* **TASK PROMPT**
Find the lines containing the word "ylabel" and copy every one of them.

* **DATASET ENTRIES**
::::::::::
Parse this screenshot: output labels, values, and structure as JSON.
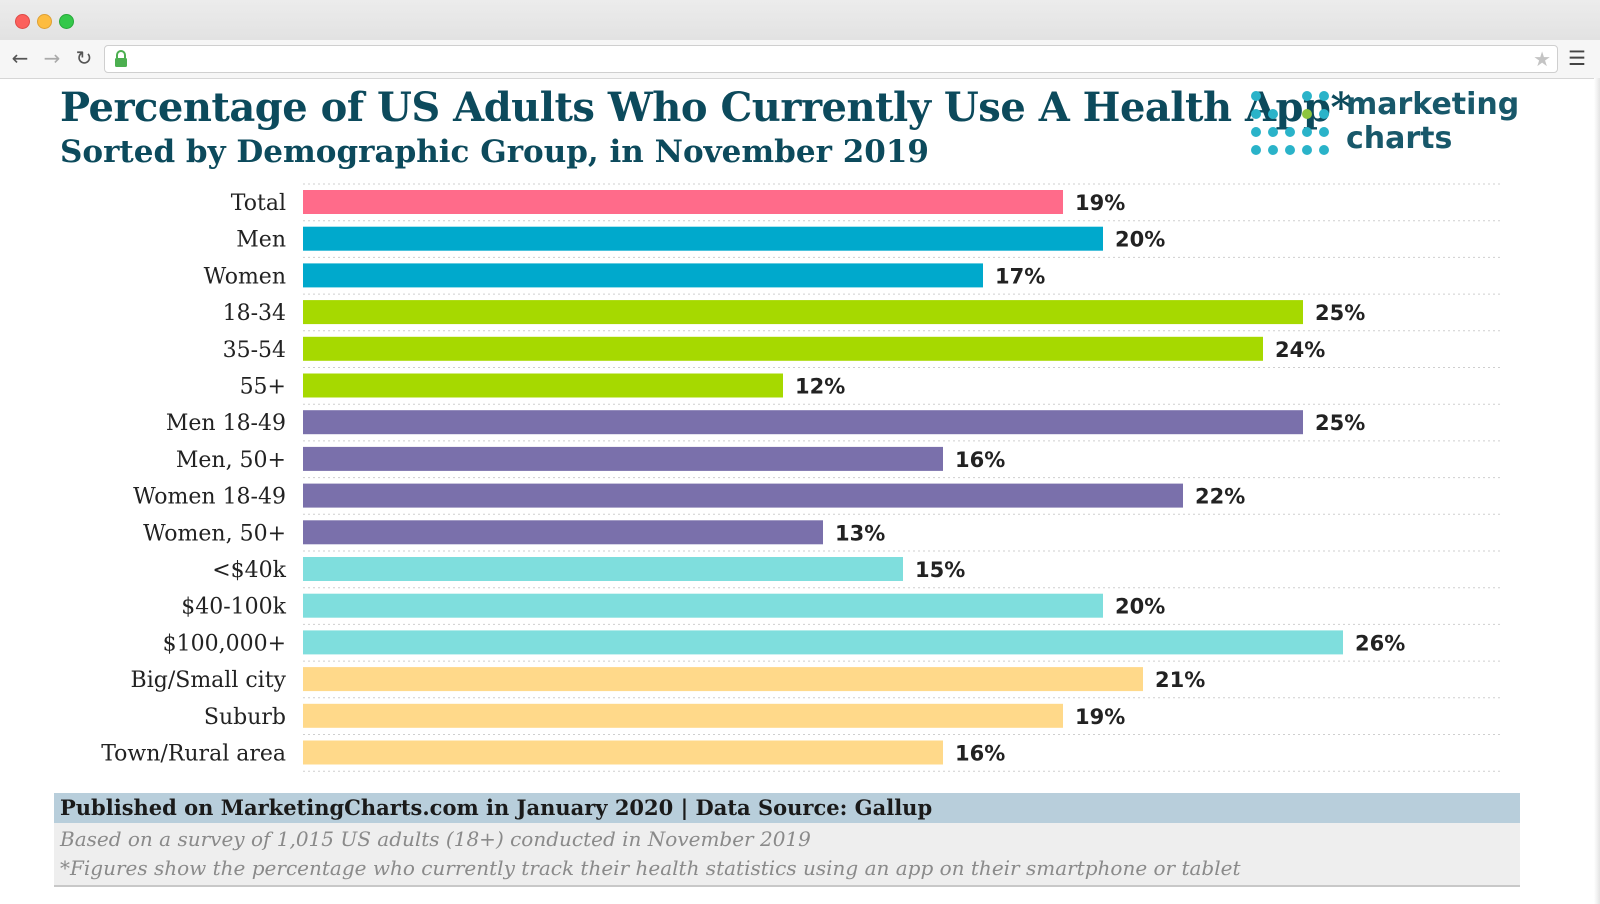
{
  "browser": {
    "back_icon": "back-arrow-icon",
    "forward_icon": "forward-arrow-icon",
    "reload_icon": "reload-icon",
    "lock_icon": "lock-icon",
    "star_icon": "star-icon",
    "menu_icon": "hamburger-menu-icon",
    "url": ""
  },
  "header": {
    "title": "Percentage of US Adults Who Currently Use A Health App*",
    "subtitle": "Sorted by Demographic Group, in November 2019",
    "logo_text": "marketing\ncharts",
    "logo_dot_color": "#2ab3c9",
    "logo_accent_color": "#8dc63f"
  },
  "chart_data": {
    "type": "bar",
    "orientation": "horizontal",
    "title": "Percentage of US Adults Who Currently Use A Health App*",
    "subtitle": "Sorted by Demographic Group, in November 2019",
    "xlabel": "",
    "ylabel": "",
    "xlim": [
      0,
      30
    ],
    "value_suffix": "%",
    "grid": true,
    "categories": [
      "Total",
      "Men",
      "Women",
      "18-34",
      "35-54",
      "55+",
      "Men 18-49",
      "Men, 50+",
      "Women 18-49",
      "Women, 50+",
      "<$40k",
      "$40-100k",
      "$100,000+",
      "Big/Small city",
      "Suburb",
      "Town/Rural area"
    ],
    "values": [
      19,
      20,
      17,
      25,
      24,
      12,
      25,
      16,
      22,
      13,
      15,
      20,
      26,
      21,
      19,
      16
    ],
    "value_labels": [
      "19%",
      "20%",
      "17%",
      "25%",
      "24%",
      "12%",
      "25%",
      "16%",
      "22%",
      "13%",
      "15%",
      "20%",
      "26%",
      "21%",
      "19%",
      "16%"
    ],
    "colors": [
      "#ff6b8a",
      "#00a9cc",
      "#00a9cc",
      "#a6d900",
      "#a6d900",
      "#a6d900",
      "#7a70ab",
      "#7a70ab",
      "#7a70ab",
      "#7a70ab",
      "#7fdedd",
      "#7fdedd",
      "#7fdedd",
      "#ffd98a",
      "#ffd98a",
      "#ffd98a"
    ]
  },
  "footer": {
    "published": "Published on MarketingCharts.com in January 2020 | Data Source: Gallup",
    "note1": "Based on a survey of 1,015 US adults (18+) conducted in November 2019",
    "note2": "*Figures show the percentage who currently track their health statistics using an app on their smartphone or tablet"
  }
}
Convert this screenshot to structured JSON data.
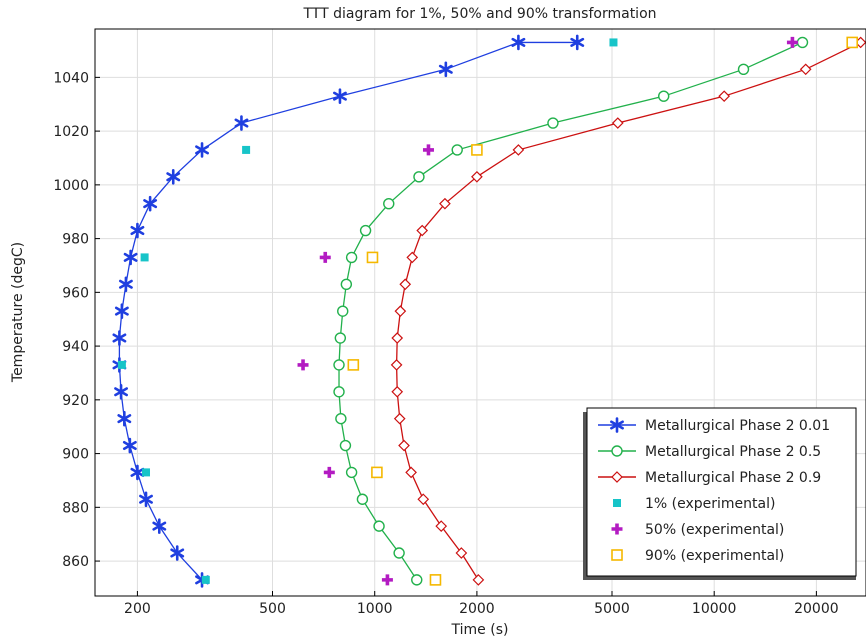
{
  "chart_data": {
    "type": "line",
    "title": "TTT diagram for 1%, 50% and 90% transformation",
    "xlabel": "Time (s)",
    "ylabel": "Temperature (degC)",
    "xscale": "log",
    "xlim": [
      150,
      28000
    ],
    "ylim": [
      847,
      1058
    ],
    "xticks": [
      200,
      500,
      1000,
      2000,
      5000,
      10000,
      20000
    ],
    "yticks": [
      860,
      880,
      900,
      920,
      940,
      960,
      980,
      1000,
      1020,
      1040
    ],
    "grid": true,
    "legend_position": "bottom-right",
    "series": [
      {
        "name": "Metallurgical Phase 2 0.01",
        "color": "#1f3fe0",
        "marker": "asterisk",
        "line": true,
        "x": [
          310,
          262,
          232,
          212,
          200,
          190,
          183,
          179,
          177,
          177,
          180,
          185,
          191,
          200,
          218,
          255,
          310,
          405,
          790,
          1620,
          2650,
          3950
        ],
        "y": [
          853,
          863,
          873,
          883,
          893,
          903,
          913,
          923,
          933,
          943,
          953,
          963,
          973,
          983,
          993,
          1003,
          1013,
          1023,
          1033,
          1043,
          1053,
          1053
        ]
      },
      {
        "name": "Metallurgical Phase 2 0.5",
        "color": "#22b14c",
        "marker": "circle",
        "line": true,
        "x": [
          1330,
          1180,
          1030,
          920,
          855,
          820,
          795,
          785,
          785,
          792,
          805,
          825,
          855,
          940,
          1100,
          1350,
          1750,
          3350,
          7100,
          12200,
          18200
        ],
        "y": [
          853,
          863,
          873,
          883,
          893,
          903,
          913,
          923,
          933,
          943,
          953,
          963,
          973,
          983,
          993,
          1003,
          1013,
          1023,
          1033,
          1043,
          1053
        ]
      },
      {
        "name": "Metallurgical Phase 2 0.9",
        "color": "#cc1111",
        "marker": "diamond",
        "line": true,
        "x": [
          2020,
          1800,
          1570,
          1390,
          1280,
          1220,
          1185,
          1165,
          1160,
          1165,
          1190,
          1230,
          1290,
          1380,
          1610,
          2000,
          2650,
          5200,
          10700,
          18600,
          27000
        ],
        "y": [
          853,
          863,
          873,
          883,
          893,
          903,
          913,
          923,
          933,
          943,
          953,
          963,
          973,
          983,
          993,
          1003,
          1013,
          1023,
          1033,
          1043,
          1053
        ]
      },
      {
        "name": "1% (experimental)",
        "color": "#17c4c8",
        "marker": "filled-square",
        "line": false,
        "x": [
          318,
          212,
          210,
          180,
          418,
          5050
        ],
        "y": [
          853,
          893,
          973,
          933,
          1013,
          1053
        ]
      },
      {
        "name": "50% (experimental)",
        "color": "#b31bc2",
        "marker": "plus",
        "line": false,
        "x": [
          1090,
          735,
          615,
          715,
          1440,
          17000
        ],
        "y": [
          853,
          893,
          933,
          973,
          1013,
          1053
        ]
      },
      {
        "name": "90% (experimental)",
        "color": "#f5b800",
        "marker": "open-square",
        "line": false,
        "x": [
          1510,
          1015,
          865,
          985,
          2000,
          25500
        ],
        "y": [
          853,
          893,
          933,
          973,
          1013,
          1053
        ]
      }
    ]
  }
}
::::::::::
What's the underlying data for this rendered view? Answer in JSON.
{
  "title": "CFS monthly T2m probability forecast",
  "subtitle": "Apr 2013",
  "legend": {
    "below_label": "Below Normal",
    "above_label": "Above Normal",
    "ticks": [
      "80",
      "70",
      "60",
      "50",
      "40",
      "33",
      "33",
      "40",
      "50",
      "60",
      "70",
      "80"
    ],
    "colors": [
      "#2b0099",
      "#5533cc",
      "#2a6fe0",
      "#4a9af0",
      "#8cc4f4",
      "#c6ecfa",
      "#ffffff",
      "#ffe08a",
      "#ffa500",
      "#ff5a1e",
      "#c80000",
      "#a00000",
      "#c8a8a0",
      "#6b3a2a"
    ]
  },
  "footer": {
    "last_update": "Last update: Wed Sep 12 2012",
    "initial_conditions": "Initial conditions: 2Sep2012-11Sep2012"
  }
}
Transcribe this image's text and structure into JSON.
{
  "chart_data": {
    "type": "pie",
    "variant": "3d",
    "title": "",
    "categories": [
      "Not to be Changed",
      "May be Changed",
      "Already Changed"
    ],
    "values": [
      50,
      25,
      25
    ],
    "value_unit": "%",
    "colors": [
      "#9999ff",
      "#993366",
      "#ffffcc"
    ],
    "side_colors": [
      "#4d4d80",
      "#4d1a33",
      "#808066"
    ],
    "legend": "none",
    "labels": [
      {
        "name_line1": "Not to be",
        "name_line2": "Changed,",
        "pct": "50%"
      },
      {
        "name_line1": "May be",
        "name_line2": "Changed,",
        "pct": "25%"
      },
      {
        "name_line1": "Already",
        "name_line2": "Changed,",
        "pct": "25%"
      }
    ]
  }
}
::::::::::
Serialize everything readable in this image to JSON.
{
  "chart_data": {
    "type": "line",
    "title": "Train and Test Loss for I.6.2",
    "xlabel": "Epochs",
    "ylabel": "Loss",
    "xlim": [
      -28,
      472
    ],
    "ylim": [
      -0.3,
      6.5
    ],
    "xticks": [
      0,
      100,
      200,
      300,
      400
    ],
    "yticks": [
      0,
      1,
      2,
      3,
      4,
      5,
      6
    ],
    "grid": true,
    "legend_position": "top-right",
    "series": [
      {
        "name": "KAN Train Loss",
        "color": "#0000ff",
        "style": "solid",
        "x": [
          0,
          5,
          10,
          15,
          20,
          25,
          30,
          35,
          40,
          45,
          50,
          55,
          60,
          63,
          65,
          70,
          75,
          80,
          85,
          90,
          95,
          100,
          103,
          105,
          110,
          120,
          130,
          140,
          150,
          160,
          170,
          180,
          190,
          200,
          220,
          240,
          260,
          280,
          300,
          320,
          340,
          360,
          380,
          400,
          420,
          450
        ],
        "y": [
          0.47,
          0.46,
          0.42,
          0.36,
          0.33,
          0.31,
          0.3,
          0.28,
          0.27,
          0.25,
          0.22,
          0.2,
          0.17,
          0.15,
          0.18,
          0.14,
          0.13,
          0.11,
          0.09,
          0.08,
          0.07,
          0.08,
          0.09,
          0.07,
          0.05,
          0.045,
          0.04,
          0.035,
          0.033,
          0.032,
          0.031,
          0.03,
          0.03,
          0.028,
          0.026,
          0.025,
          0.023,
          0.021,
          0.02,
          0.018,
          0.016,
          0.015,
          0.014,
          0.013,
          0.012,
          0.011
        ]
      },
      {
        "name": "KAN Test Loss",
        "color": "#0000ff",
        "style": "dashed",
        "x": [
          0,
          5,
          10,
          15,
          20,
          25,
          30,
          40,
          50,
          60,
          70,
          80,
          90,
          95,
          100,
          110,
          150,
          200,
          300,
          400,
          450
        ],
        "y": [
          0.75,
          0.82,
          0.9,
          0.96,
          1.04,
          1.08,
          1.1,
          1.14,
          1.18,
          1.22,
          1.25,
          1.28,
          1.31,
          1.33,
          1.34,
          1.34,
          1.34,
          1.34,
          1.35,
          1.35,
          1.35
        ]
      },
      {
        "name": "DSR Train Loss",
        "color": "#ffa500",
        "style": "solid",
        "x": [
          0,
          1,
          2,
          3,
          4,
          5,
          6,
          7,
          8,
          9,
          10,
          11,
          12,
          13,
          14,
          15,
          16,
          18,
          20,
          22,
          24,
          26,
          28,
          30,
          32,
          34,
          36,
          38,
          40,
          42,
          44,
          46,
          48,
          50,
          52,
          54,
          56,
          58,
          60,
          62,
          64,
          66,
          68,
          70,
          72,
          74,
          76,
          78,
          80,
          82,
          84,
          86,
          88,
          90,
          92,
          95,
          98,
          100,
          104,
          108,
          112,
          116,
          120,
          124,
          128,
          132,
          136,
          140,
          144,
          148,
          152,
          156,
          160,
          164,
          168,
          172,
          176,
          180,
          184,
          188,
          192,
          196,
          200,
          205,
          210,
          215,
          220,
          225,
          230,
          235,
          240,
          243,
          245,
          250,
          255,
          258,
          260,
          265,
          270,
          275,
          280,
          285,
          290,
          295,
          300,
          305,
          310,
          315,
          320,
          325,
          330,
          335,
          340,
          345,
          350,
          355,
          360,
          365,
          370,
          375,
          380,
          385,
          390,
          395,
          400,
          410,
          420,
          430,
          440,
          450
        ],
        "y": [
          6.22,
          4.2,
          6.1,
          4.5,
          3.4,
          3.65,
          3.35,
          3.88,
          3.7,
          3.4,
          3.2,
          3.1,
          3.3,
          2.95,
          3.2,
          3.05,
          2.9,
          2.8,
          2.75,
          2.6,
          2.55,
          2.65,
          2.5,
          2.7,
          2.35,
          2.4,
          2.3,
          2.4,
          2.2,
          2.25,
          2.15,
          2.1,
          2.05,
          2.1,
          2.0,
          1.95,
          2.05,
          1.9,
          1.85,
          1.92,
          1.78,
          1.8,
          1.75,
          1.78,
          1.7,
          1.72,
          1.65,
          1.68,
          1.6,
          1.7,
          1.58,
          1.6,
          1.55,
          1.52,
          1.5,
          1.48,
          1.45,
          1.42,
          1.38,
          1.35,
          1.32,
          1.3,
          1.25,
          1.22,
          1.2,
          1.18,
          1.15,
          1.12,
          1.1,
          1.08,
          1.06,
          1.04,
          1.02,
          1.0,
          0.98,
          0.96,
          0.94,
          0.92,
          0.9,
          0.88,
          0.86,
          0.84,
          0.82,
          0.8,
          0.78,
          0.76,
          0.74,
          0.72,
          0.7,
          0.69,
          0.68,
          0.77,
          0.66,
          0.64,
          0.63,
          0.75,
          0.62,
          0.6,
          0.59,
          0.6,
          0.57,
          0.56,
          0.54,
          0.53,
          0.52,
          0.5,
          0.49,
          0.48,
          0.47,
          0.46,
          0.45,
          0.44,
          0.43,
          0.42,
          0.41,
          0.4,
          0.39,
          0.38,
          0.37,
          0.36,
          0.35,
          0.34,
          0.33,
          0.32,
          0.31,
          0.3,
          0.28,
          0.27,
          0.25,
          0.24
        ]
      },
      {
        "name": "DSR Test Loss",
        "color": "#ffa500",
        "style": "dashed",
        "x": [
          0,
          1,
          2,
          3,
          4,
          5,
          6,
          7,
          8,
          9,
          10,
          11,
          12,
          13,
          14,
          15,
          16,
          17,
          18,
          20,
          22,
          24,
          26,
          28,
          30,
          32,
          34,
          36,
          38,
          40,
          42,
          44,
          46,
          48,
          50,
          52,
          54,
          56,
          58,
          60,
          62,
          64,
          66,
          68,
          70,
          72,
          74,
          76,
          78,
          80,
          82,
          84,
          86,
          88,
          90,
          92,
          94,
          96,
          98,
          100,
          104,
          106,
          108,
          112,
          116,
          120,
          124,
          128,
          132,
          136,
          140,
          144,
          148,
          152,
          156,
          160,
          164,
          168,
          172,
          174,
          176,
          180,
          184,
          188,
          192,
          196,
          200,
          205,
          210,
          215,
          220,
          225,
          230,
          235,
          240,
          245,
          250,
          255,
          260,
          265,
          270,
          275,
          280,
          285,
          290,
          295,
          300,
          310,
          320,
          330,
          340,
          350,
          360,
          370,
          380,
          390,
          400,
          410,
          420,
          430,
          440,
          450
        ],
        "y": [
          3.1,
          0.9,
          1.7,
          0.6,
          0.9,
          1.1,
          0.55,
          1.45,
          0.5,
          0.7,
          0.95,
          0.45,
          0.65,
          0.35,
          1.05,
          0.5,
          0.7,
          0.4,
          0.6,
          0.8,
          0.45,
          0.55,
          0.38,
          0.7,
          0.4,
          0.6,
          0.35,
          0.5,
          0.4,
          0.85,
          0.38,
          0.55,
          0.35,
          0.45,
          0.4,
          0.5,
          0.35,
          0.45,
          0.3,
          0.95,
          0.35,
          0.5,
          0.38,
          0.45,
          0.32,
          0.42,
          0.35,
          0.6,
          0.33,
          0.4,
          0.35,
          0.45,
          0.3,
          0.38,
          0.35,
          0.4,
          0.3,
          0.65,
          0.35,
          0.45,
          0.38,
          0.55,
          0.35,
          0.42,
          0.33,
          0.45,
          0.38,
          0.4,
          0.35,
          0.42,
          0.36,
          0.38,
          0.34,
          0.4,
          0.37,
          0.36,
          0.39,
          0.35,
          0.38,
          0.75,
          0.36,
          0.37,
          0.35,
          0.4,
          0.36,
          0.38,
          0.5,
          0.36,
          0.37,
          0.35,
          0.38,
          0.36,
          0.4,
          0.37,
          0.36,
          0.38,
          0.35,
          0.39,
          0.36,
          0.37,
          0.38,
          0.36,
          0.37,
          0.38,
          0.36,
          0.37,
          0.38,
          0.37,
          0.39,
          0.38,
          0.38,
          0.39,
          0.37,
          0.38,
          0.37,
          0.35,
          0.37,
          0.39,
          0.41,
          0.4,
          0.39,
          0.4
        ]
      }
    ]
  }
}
::::::::::
* **THE COMPLETED TASK**
    "ylabel": "",
    "ylabel": "Temperature (degC)",
    "ylabel": "Loss",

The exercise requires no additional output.